:: Records contained in a dataset ::
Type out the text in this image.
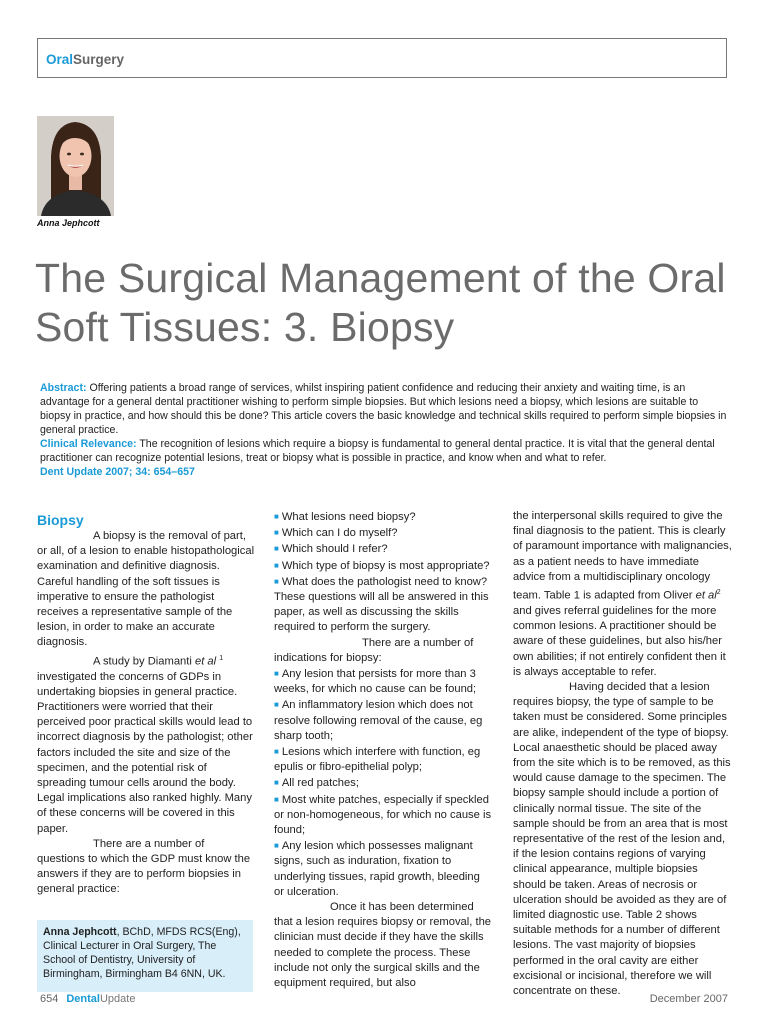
OralSurgery
Anna Jephcott
The Surgical Management of the Oral Soft Tissues: 3. Biopsy

Abstract: Offering patients a broad range of services, whilst inspiring patient confidence and reducing their anxiety and waiting time, is an advantage for a general dental practitioner wishing to perform simple biopsies. But which lesions need a biopsy, which lesions are suitable to biopsy in practice, and how should this be done? This article covers the basic knowledge and technical skills required to perform simple biopsies in general practice.

Clinical Relevance: The recognition of lesions which require a biopsy is fundamental to general dental practice. It is vital that the general dental practitioner can recognize potential lesions, treat or biopsy what is possible in practice, and know when and what to refer.

Dent Update 2007; 34: 654–657

Biopsy

A biopsy is the removal of part, or all, of a lesion to enable histopathological examination and definitive diagnosis. Careful handling of the soft tissues is imperative to ensure the pathologist receives a representative sample of the lesion, in order to make an accurate diagnosis.

A study by Diamanti et al $^1$ investigated the concerns of GDPs in undertaking biopsies in general practice. Practitioners were worried that their perceived poor practical skills would lead to incorrect diagnosis by the pathologist; other factors included the site and size of the specimen, and the potential risk of spreading tumour cells around the body. Legal implications also ranked highly. Many of these concerns will be covered in this paper.

There are a number of questions to which the GDP must know the answers if they are to perform biopsies in general practice:

■ What lesions need biopsy?

■ Which can I do myself?

■ Which should I refer?

■ Which type of biopsy is most appropriate?

■ What does the pathologist need to know?

These questions will all be answered in this paper, as well as discussing the skills required to perform the surgery.

There are a number of indications for biopsy:

■ Any lesion that persists for more than 3 weeks, for which no cause can be found;

■ An inflammatory lesion which does not resolve following removal of the cause, eg sharp tooth;

■ Lesions which interfere with function, eg epulis or fibro-epithelial polyp;

■ All red patches;

■ Most white patches, especially if speckled or non-homogeneous, for which no cause is found;

■ Any lesion which possesses malignant signs, such as induration, fixation to underlying tissues, rapid growth, bleeding or ulceration.

Once it has been determined that a lesion requires biopsy or removal, the clinician must decide if they have the skills needed to complete the process. These include not only the surgical skills and the equipment required, but also

the interpersonal skills required to give the final diagnosis to the patient. This is clearly of paramount importance with malignancies, as a patient needs to have immediate advice from a multidisciplinary oncology team. Table 1 is adapted from Oliver et $al^2$ and gives referral guidelines for the more common lesions. A practitioner should be aware of these guidelines, but also his/her own abilities; if not entirely confident then it is always acceptable to refer.

Having decided that a lesion requires biopsy, the type of sample to be taken must be considered. Some principles are alike, independent of the type of biopsy. Local anaesthetic should be placed away from the site which is to be removed, as this would cause damage to the specimen. The biopsy sample should include a portion of clinically normal tissue. The site of the sample should be from an area that is most representative of the rest of the lesion and, if the lesion contains regions of varying clinical appearance, multiple biopsies should be taken. Areas of necrosis or ulceration should be avoided as they are of limited diagnostic use. Table 2 shows suitable methods for a number of different lesions. The vast majority of biopsies performed in the oral cavity are either excisional or incisional, therefore we will concentrate on these.

Anna Jephcott, BChD, MFDS RCS(Eng), Clinical Lecturer in Oral Surgery, The School of Dentistry, University of Birmingham, Birmingham B4 6NN, UK.
654 DentalUpdate	December 2007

:: Exercise ::
In your copy of the records above, include no pictures and match every line exactly.

:: The answer ::
Type out the text in this image.
OralSurgery
Anna Jephcott
The Surgical Management of the Oral Soft Tissues: 3. Biopsy

Abstract: Offering patients a broad range of services, whilst inspiring patient confidence and reducing their anxiety and waiting time, is an advantage for a general dental practitioner wishing to perform simple biopsies. But which lesions need a biopsy, which lesions are suitable to biopsy in practice, and how should this be done? This article covers the basic knowledge and technical skills required to perform simple biopsies in general practice.

Clinical Relevance: The recognition of lesions which require a biopsy is fundamental to general dental practice. It is vital that the general dental practitioner can recognize potential lesions, treat or biopsy what is possible in practice, and know when and what to refer.

Dent Update 2007; 34: 654–657

Biopsy

A biopsy is the removal of part, or all, of a lesion to enable histopathological examination and definitive diagnosis. Careful handling of the soft tissues is imperative to ensure the pathologist receives a representative sample of the lesion, in order to make an accurate diagnosis.

A study by Diamanti et al $^1$ investigated the concerns of GDPs in undertaking biopsies in general practice. Practitioners were worried that their perceived poor practical skills would lead to incorrect diagnosis by the pathologist; other factors included the site and size of the specimen, and the potential risk of spreading tumour cells around the body. Legal implications also ranked highly. Many of these concerns will be covered in this paper.

There are a number of questions to which the GDP must know the answers if they are to perform biopsies in general practice:

■ What lesions need biopsy?

■ Which can I do myself?

■ Which should I refer?

■ Which type of biopsy is most appropriate?

■ What does the pathologist need to know?

These questions will all be answered in this paper, as well as discussing the skills required to perform the surgery.

There are a number of indications for biopsy:

■ Any lesion that persists for more than 3 weeks, for which no cause can be found;

■ An inflammatory lesion which does not resolve following removal of the cause, eg sharp tooth;

■ Lesions which interfere with function, eg epulis or fibro-epithelial polyp;

■ All red patches;

■ Most white patches, especially if speckled or non-homogeneous, for which no cause is found;

■ Any lesion which possesses malignant signs, such as induration, fixation to underlying tissues, rapid growth, bleeding or ulceration.

Once it has been determined that a lesion requires biopsy or removal, the clinician must decide if they have the skills needed to complete the process. These include not only the surgical skills and the equipment required, but also

the interpersonal skills required to give the final diagnosis to the patient. This is clearly of paramount importance with malignancies, as a patient needs to have immediate advice from a multidisciplinary oncology team. Table 1 is adapted from Oliver et $al^2$ and gives referral guidelines for the more common lesions. A practitioner should be aware of these guidelines, but also his/her own abilities; if not entirely confident then it is always acceptable to refer.

Having decided that a lesion requires biopsy, the type of sample to be taken must be considered. Some principles are alike, independent of the type of biopsy. Local anaesthetic should be placed away from the site which is to be removed, as this would cause damage to the specimen. The biopsy sample should include a portion of clinically normal tissue. The site of the sample should be from an area that is most representative of the rest of the lesion and, if the lesion contains regions of varying clinical appearance, multiple biopsies should be taken. Areas of necrosis or ulceration should be avoided as they are of limited diagnostic use. Table 2 shows suitable methods for a number of different lesions. The vast majority of biopsies performed in the oral cavity are either excisional or incisional, therefore we will concentrate on these.

Anna Jephcott, BChD, MFDS RCS(Eng), Clinical Lecturer in Oral Surgery, The School of Dentistry, University of Birmingham, Birmingham B4 6NN, UK.
654 DentalUpdate	December 2007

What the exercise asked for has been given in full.